-- Begin Stored data --

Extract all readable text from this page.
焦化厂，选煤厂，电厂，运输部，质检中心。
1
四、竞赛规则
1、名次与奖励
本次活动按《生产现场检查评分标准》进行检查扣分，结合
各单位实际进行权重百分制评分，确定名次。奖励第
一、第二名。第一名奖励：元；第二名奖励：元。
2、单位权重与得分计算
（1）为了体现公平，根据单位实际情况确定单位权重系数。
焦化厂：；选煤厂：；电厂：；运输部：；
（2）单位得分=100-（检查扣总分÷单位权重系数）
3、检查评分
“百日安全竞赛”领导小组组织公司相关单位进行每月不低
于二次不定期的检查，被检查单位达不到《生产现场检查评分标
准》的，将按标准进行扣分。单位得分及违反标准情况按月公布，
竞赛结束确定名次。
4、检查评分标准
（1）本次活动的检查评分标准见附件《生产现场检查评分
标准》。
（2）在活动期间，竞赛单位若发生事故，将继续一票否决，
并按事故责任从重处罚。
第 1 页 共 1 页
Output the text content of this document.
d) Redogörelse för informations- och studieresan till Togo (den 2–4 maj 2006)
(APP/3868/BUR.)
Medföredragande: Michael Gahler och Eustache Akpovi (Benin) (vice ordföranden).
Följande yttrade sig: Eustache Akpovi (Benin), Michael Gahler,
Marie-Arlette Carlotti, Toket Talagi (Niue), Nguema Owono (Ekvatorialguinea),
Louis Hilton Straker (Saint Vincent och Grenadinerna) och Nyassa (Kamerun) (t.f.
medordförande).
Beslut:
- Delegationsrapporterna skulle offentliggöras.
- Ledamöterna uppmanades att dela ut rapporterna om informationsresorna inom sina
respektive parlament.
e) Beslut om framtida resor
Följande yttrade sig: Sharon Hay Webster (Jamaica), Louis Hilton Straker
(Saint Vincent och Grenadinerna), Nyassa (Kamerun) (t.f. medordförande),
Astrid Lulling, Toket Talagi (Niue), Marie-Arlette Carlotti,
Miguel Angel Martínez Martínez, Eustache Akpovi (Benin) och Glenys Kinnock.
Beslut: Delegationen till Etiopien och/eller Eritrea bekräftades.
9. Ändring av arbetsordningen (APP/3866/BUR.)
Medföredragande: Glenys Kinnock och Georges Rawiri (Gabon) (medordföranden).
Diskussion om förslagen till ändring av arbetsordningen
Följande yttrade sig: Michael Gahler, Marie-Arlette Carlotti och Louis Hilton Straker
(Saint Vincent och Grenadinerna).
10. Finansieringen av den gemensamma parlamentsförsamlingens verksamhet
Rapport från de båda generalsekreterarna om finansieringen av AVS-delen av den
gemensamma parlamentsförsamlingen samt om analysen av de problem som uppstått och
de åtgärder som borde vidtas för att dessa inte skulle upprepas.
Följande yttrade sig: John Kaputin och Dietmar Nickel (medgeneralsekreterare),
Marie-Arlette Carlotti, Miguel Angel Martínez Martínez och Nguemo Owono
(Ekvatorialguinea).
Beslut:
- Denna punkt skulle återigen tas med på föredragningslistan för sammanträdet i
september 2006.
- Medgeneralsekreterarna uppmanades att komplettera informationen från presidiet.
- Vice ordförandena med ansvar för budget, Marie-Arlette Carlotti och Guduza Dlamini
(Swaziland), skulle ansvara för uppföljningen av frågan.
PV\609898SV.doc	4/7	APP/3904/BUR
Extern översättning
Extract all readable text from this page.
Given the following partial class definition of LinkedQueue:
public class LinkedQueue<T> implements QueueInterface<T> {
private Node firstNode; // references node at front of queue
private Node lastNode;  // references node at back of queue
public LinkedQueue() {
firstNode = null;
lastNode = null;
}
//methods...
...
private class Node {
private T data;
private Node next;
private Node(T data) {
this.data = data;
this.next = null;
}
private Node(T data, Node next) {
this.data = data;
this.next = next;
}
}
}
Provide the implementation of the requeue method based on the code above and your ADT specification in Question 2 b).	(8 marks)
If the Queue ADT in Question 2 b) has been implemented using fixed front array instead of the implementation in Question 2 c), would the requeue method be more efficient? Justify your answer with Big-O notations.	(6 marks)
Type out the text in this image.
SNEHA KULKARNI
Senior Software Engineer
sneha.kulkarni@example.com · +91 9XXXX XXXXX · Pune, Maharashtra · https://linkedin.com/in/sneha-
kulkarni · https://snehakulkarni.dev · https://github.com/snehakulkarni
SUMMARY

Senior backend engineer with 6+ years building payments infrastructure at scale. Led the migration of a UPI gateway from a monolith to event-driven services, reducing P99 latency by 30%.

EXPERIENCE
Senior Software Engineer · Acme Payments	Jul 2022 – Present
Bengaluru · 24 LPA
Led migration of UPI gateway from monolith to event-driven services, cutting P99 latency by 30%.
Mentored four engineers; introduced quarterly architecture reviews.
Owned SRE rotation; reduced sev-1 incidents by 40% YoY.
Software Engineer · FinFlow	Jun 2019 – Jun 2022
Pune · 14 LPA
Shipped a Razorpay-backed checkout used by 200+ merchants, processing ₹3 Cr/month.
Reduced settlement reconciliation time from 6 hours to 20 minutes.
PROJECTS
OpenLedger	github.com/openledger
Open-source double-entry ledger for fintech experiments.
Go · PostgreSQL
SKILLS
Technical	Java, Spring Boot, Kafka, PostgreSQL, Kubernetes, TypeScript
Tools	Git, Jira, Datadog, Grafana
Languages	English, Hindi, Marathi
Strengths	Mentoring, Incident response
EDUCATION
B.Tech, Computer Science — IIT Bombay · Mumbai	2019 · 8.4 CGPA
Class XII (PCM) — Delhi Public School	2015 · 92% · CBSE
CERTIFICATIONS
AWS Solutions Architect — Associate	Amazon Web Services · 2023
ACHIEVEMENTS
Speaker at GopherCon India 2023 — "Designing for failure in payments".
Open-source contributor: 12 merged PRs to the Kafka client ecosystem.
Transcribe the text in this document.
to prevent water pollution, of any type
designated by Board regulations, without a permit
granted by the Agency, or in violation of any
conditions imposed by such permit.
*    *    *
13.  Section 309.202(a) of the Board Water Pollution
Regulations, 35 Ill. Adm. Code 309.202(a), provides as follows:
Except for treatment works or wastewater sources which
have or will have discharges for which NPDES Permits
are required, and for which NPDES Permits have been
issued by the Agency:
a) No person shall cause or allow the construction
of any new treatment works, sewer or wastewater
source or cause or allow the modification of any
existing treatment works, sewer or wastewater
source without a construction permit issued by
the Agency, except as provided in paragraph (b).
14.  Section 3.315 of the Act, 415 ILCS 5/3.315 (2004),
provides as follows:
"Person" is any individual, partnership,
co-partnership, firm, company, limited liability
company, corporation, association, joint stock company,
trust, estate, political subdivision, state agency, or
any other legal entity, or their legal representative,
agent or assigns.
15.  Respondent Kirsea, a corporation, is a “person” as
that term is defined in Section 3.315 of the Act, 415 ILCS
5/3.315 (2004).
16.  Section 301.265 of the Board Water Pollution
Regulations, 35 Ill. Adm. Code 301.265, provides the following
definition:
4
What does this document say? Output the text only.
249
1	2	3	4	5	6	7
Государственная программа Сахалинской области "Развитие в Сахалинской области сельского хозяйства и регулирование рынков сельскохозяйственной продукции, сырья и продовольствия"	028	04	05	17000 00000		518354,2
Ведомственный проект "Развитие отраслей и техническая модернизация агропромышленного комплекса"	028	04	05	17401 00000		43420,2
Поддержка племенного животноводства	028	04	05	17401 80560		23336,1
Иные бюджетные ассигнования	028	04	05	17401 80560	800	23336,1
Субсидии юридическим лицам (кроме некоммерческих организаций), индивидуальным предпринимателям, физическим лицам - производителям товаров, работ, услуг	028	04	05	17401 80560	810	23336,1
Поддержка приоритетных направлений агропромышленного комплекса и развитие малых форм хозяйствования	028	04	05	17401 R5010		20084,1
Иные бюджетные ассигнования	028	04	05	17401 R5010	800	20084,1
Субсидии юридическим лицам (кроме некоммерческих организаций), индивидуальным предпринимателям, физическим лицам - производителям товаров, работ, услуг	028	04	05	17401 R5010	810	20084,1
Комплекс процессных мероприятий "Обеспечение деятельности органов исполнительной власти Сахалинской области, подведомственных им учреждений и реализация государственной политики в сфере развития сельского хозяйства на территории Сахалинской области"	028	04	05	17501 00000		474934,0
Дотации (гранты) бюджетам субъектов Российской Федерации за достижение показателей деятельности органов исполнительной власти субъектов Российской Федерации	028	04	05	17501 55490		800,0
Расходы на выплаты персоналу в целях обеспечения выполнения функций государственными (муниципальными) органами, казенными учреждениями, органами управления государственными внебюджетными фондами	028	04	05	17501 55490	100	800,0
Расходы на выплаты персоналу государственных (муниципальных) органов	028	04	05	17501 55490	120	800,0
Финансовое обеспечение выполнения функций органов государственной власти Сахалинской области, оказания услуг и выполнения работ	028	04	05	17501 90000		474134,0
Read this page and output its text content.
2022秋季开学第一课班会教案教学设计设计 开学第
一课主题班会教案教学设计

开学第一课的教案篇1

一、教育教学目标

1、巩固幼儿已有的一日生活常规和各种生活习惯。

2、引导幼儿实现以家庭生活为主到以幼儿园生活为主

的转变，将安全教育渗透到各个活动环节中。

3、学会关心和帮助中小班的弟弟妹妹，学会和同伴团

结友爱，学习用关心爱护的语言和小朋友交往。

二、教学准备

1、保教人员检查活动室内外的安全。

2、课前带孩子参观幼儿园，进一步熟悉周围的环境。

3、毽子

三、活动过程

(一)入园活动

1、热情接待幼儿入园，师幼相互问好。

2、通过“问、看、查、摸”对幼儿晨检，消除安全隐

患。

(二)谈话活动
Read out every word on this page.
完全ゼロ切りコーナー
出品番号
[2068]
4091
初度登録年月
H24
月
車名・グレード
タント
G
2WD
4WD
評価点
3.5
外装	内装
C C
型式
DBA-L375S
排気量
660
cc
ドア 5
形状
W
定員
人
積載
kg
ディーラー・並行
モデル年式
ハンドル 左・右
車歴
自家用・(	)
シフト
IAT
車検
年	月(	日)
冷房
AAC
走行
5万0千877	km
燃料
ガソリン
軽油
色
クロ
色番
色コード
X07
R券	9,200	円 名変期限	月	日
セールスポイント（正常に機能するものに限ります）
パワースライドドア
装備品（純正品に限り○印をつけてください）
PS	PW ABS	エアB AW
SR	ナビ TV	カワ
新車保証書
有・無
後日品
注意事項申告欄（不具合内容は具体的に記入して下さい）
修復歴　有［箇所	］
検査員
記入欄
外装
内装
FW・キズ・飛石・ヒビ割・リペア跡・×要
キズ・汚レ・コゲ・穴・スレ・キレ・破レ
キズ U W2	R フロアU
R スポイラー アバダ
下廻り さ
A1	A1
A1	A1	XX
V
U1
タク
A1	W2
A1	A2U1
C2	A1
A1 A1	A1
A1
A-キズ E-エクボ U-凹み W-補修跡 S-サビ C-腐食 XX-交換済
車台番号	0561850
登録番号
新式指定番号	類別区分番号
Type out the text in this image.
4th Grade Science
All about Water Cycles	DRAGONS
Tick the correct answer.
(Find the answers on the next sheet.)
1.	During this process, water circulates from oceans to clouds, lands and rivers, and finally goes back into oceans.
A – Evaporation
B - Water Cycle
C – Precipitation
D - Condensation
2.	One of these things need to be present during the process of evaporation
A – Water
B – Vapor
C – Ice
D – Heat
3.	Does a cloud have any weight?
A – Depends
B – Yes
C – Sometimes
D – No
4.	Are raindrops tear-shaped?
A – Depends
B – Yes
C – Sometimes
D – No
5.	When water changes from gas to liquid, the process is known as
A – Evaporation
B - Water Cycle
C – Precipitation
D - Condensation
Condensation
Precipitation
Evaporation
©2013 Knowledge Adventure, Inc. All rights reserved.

-- End Stored data --

Every line containing the string "государственной" must be listed.

Комплекс процессных мероприятий "Обеспечение деятельности органов исполнительной власти Сахалинской области, подведомственных им учреждений и реализация государственной политики в сфере развития сельского хозяйства на территории Сахалинской области"	028	04	05	17501 00000		474934,0
Финансовое обеспечение выполнения функций органов государственной власти Сахалинской области, оказания услуг и выполнения работ	028	04	05	17501 90000		474134,0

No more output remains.